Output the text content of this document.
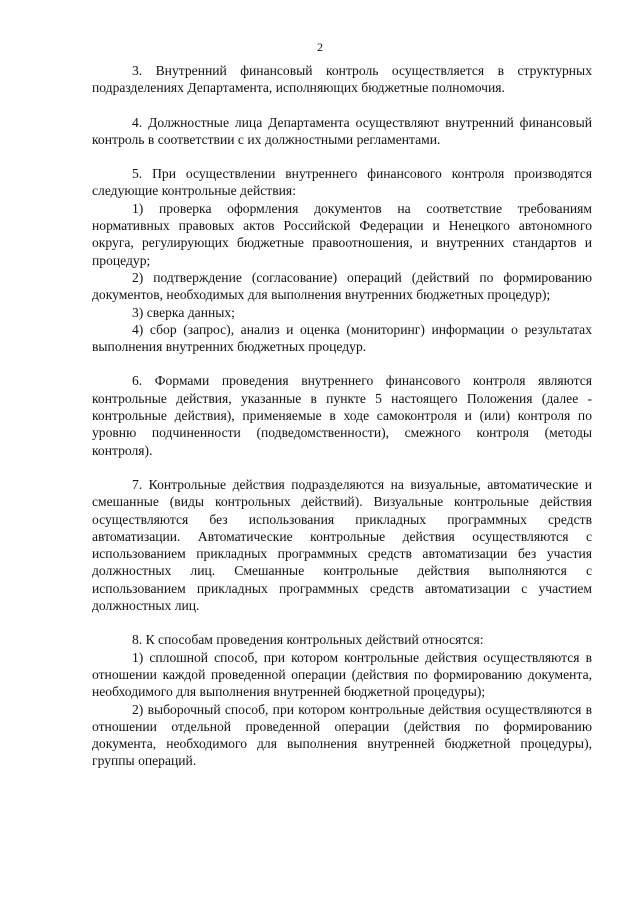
2

3. Внутренний финансовый контроль осуществляется в структурных подразделениях Департамента, исполняющих бюджетные полномочия.

4. Должностные лица Департамента осуществляют внутренний финансовый контроль в соответствии с их должностными регламентами.

5. При осуществлении внутреннего финансового контроля производятся следующие контрольные действия:

1) проверка оформления документов на соответствие требованиям нормативных правовых актов Российской Федерации и Ненецкого автономного округа, регулирующих бюджетные правоотношения, и внутренних стандартов и процедур;

2) подтверждение (согласование) операций (действий по формированию документов, необходимых для выполнения внутренних бюджетных процедур);

3) сверка данных;

4) сбор (запрос), анализ и оценка (мониторинг) информации о результатах выполнения внутренних бюджетных процедур.

6. Формами проведения внутреннего финансового контроля являются контрольные действия, указанные в пункте 5 настоящего Положения (далее - контрольные действия), применяемые в ходе самоконтроля и (или) контроля по уровню подчиненности (подведомственности), смежного контроля (методы контроля).

7. Контрольные действия подразделяются на визуальные, автоматические и смешанные (виды контрольных действий). Визуальные контрольные действия осуществляются без использования прикладных программных средств автоматизации. Автоматические контрольные действия осуществляются с использованием прикладных программных средств автоматизации без участия должностных лиц. Смешанные контрольные действия выполняются с использованием прикладных программных средств автоматизации с участием должностных лиц.

8. К способам проведения контрольных действий относятся:

1) сплошной способ, при котором контрольные действия осуществляются в отношении каждой проведенной операции (действия по формированию документа, необходимого для выполнения внутренней бюджетной процедуры);

2) выборочный способ, при котором контрольные действия осуществляются в отношении отдельной проведенной операции (действия по формированию документа, необходимого для выполнения внутренней бюджетной процедуры), группы операций.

§ **Exercise goal**:
The word "бюджетные" may occur in lines of the records. Report how many such lines there are, giving only the number.

§ **Exercise answer**:
2